What is the number of lines containing the word "特色美育"? Give that number alone.

## Records
§ §

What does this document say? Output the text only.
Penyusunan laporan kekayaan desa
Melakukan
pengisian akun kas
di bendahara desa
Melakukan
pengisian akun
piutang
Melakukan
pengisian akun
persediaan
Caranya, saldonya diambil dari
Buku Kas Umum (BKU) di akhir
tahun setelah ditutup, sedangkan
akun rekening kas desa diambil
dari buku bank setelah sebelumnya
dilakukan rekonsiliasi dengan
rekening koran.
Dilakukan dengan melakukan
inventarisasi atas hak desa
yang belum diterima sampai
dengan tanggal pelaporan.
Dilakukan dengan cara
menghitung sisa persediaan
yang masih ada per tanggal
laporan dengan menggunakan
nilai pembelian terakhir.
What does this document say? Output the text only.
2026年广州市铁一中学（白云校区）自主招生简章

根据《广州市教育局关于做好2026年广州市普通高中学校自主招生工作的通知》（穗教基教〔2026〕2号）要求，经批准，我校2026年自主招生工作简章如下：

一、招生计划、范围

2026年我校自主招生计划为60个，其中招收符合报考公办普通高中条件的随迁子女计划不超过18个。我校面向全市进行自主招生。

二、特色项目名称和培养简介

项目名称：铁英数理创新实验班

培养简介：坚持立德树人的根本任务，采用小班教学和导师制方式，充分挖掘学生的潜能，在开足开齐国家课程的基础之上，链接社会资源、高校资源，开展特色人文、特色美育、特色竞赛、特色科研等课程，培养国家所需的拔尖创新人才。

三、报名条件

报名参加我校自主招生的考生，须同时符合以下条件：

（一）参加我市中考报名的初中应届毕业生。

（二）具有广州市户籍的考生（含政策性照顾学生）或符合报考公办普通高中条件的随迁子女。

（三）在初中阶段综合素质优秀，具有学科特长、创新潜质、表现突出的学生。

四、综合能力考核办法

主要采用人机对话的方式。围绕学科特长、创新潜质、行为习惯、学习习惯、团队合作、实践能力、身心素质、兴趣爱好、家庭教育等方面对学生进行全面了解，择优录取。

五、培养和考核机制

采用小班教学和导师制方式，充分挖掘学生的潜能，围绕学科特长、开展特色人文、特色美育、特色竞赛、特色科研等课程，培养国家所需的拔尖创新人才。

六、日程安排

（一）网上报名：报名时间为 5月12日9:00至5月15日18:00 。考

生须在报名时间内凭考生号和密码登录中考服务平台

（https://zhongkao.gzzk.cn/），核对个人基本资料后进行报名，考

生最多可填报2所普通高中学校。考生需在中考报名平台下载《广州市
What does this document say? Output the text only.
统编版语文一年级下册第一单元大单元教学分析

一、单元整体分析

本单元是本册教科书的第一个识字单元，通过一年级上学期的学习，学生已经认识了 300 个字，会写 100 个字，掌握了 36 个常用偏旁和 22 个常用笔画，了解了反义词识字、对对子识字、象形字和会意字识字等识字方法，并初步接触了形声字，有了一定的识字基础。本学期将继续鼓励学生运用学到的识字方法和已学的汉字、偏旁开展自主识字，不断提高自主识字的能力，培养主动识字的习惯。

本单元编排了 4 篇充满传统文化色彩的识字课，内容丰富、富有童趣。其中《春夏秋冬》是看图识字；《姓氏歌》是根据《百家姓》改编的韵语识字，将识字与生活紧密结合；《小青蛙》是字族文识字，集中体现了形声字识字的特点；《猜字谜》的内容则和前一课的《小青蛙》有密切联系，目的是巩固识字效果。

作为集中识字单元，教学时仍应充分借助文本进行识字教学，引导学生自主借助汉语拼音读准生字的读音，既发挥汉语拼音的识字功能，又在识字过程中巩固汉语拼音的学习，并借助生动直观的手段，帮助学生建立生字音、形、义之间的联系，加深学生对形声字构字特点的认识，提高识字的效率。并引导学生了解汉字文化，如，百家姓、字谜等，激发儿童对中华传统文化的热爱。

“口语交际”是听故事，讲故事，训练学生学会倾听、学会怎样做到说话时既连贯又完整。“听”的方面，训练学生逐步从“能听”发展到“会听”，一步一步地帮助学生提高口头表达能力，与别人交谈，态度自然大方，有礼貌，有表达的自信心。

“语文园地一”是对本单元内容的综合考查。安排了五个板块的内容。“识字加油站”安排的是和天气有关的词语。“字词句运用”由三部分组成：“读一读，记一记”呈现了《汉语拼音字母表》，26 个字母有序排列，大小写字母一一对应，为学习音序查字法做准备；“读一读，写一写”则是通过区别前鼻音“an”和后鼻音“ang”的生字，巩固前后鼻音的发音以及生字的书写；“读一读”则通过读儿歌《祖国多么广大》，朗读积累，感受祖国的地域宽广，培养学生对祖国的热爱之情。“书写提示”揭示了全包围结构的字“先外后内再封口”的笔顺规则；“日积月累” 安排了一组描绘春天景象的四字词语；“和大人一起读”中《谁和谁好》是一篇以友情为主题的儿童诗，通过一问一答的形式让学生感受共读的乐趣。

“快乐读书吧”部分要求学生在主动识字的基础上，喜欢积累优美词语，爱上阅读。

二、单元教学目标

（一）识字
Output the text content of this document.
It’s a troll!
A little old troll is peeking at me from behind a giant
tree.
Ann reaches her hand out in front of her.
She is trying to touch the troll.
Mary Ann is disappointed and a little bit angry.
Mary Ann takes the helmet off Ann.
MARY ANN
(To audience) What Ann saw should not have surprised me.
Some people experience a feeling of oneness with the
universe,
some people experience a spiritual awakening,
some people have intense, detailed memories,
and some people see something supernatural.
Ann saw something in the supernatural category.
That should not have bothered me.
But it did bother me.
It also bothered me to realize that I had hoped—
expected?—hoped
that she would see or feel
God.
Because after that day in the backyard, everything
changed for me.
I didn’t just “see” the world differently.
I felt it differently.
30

§ §

## Output below
2